Write out the full set of records below exactly.

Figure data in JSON
==========

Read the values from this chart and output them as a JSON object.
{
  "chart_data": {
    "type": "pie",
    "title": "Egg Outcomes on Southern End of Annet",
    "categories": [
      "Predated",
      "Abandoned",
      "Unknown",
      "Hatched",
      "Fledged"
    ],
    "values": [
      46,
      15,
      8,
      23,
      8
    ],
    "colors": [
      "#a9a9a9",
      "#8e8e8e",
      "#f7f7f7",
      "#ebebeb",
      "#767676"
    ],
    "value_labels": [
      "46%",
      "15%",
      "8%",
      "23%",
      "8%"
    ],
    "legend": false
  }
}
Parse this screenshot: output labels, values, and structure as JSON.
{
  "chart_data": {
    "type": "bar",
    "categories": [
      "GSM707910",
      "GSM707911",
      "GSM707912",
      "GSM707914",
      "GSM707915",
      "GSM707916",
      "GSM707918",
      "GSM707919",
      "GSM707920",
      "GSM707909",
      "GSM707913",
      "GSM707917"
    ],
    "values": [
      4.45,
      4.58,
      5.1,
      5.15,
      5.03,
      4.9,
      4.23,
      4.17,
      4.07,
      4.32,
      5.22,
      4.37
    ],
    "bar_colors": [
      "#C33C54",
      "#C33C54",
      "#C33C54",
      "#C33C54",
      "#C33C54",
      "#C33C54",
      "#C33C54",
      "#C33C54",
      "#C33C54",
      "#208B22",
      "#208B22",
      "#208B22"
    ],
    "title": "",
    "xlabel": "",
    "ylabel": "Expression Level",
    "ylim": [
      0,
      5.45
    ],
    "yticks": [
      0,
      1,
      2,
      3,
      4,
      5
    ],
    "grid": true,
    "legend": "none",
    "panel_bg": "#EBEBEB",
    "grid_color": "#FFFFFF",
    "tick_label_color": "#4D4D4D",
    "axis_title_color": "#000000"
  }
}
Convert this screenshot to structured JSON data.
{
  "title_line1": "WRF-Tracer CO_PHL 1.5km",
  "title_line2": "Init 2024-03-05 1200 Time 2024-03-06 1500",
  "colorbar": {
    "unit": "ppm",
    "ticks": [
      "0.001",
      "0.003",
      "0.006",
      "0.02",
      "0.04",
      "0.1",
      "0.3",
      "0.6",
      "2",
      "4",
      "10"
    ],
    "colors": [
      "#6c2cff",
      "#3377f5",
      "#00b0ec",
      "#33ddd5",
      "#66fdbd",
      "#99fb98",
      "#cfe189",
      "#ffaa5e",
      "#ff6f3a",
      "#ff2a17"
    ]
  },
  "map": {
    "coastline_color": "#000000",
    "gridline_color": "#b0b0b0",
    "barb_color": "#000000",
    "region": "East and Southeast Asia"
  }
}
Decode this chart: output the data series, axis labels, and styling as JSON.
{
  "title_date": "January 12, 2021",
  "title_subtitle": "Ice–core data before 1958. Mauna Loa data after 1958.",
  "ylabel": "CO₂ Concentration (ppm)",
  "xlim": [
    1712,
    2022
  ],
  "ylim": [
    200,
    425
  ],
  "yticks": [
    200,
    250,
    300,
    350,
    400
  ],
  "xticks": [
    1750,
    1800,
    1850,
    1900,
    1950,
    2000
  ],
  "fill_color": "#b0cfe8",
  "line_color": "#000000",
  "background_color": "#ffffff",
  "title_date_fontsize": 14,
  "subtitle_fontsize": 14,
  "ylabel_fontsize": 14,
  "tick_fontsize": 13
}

==========

§ **FINISHED EXERCISE**
Read the values from this chart and output them as a JSON object.
{
  "chart_data": {
    "type": "pie",
    "title": "Egg Outcomes on Southern End of Annet",
    "categories": [
      "Predated",
      "Abandoned",
      "Unknown",
      "Hatched",
      "Fledged"
    ],
    "values": [
      46,
      15,
      8,
      23,
      8
    ],
    "colors": [
      "#a9a9a9",
      "#8e8e8e",
      "#f7f7f7",
      "#ebebeb",
      "#767676"
    ],
    "value_labels": [
      "46%",
      "15%",
      "8%",
      "23%",
      "8%"
    ],
    "legend": false
  }
}
Parse this screenshot: output labels, values, and structure as JSON.
{
  "chart_data": {
    "type": "bar",
    "categories": [
      "GSM707910",
      "GSM707911",
      "GSM707912",
      "GSM707914",
      "GSM707915",
      "GSM707916",
      "GSM707918",
      "GSM707919",
      "GSM707920",
      "GSM707909",
      "GSM707913",
      "GSM707917"
    ],
    "values": [
      4.45,
      4.58,
      5.1,
      5.15,
      5.03,
      4.9,
      4.23,
      4.17,
      4.07,
      4.32,
      5.22,
      4.37
    ],
    "bar_colors": [
      "#C33C54",
      "#C33C54",
      "#C33C54",
      "#C33C54",
      "#C33C54",
      "#C33C54",
      "#C33C54",
      "#C33C54",
      "#C33C54",
      "#208B22",
      "#208B22",
      "#208B22"
    ],
    "title": "",
    "xlabel": "",
    "ylabel": "Expression Level",
    "ylim": [
      0,
      5.45
    ],
    "yticks": [
      0,
      1,
      2,
      3,
      4,
      5
    ],
    "grid": true,
    "legend": "none",
    "panel_bg": "#EBEBEB",
    "grid_color": "#FFFFFF",
    "tick_label_color": "#4D4D4D",
    "axis_title_color": "#000000"
  }
}
Convert this screenshot to structured JSON data.
{
  "title_line1": "WRF-Tracer CO_PHL 1.5km",
  "title_line2": "Init 2024-03-05 1200 Time 2024-03-06 1500",
  "colorbar": {
    "unit": "ppm",
    "ticks": [
      "0.001",
      "0.003",
      "0.006",
      "0.02",
      "0.04",
      "0.1",
      "0.3",
      "0.6",
      "2",
      "4",
      "10"
    ],
    "colors": [
      "#6c2cff",
      "#3377f5",
      "#00b0ec",
      "#33ddd5",
      "#66fdbd",
      "#99fb98",
      "#cfe189",
      "#ffaa5e",
      "#ff6f3a",
      "#ff2a17"
    ]
  },
  "map": {
    "coastline_color": "#000000",
    "gridline_color": "#b0b0b0",
    "barb_color": "#000000",
    "region": "East and Southeast Asia"
  }
}
Decode this chart: output the data series, axis labels, and styling as JSON.
{
  "title_date": "January 12, 2021",
  "title_subtitle": "Ice–core data before 1958. Mauna Loa data after 1958.",
  "ylabel": "CO₂ Concentration (ppm)",
  "xlim": [
    1712,
    2022
  ],
  "ylim": [
    200,
    425
  ],
  "yticks": [
    200,
    250,
    300,
    350,
    400
  ],
  "xticks": [
    1750,
    1800,
    1850,
    1900,
    1950,
    2000
  ],
  "fill_color": "#b0cfe8",
  "line_color": "#000000",
  "background_color": "#ffffff",
  "title_date_fontsize": 14,
  "subtitle_fontsize": 14,
  "ylabel_fontsize": 14,
  "tick_fontsize": 13
}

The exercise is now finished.